**Exercise instructions**
Can you rewrite everything from the start of the records down to the line containing "facebook-login-button[interactable] (403, 1880, 501, 1978)" with "Enumerate" swapped for "List" and nothing else changed?

**Provided records**
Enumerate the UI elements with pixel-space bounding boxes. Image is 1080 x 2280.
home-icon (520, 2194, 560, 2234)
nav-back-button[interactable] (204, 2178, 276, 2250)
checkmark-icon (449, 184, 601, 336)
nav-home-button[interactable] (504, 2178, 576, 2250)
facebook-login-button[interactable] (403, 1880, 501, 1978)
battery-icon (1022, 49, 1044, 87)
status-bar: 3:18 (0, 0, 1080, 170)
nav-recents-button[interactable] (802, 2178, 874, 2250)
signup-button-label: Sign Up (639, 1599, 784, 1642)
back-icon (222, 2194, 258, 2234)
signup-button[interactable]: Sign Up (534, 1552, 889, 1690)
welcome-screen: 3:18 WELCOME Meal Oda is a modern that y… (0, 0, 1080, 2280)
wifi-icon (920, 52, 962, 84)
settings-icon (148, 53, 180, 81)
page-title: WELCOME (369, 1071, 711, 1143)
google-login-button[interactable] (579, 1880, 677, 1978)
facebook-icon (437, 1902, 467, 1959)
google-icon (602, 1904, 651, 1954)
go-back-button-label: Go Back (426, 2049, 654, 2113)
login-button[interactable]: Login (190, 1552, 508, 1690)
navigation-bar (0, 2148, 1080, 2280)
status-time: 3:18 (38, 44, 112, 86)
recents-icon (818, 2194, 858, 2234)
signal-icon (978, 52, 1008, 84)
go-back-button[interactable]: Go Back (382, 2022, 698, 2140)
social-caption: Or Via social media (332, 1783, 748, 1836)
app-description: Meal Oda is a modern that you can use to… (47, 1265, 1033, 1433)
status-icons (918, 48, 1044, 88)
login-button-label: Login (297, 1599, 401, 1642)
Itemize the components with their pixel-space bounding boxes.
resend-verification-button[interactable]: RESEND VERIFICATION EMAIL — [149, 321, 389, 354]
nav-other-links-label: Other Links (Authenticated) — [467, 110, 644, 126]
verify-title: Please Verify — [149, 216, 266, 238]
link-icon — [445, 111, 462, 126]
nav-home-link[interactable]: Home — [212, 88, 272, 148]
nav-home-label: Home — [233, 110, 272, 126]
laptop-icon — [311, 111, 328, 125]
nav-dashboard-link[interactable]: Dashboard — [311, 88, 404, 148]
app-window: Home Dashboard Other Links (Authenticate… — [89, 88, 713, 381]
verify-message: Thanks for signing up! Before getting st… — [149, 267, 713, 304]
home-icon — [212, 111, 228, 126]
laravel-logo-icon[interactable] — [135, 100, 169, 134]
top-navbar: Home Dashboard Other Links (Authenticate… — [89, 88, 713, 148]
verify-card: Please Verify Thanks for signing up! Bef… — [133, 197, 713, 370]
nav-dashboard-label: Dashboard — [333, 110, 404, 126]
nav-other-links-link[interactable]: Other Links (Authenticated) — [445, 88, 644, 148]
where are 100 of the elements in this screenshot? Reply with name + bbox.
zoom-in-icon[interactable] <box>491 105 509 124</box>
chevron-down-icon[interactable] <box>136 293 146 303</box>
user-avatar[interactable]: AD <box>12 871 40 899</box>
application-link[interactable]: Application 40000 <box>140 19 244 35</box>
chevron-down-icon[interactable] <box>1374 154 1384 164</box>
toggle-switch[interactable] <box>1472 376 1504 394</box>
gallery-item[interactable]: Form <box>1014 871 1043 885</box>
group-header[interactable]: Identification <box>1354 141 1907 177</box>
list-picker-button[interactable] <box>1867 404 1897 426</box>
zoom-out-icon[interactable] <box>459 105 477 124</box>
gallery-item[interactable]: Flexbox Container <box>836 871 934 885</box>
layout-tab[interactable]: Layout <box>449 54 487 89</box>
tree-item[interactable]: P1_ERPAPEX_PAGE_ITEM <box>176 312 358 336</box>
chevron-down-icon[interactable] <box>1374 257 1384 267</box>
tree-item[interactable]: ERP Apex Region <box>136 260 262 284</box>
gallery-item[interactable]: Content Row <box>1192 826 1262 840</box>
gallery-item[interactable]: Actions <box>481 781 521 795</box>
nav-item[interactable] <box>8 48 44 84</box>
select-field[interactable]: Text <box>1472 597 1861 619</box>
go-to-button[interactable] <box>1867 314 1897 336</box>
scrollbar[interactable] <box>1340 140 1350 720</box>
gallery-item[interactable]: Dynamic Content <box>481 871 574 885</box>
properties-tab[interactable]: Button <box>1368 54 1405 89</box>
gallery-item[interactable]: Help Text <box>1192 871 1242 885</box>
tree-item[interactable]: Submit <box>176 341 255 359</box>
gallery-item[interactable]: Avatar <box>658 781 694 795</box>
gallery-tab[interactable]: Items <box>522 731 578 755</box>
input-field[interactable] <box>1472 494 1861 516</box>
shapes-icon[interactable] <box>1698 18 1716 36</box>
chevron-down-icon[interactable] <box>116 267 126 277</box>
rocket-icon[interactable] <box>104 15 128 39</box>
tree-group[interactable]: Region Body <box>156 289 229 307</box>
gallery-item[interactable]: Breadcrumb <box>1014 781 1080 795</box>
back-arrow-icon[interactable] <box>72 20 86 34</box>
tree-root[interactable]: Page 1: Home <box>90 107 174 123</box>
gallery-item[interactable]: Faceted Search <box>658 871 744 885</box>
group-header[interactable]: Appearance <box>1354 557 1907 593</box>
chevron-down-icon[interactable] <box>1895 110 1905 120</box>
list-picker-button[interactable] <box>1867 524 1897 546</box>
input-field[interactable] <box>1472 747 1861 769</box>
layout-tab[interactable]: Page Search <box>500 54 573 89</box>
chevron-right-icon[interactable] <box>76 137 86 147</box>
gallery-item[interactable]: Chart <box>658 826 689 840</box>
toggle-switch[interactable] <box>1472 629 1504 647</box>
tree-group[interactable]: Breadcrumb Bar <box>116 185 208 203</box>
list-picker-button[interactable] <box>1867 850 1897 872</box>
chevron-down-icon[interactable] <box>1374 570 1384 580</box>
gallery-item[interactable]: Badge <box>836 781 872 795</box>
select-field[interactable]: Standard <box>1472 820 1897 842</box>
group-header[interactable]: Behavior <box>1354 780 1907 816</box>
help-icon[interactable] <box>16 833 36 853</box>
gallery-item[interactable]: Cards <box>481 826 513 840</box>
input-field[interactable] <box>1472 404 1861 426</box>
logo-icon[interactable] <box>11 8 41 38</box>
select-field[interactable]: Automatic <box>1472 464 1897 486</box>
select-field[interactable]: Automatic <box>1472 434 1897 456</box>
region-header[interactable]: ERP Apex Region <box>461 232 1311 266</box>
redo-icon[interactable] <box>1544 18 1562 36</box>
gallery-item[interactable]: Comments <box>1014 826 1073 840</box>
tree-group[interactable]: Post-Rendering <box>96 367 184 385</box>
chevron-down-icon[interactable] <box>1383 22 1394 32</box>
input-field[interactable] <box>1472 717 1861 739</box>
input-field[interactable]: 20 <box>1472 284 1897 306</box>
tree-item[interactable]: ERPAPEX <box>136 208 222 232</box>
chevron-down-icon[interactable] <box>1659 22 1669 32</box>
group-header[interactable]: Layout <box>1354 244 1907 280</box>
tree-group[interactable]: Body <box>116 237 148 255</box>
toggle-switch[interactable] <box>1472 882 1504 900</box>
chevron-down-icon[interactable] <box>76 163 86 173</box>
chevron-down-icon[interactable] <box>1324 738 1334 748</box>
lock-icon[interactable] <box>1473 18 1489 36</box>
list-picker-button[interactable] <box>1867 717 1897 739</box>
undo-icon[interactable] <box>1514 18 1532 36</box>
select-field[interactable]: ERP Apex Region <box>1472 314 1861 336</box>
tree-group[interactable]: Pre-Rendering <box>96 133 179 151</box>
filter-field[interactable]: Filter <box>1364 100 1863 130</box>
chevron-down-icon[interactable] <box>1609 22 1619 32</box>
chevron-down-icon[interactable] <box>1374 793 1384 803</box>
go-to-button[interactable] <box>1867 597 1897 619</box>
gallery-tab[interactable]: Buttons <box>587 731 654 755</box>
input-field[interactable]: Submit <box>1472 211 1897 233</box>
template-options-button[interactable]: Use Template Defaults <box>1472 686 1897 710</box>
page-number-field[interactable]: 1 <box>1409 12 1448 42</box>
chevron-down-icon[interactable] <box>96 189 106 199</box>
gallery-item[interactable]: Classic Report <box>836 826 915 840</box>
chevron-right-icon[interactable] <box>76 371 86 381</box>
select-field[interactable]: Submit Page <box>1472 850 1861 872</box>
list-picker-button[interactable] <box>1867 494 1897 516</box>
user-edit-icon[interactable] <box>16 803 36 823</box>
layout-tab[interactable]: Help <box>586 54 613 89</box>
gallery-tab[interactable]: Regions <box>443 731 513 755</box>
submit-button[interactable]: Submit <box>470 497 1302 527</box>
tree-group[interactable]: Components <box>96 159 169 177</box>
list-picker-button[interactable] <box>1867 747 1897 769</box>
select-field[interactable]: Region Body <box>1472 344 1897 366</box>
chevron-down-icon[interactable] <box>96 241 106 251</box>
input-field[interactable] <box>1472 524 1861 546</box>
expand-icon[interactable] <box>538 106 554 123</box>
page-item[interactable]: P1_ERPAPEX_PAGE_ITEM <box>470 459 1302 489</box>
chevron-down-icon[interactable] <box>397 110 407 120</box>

**Result of the task**
List the UI elements with pixel-space bounding boxes. Image is 1080 x 2280.
home-icon (520, 2194, 560, 2234)
nav-back-button[interactable] (204, 2178, 276, 2250)
checkmark-icon (449, 184, 601, 336)
nav-home-button[interactable] (504, 2178, 576, 2250)
facebook-login-button[interactable] (403, 1880, 501, 1978)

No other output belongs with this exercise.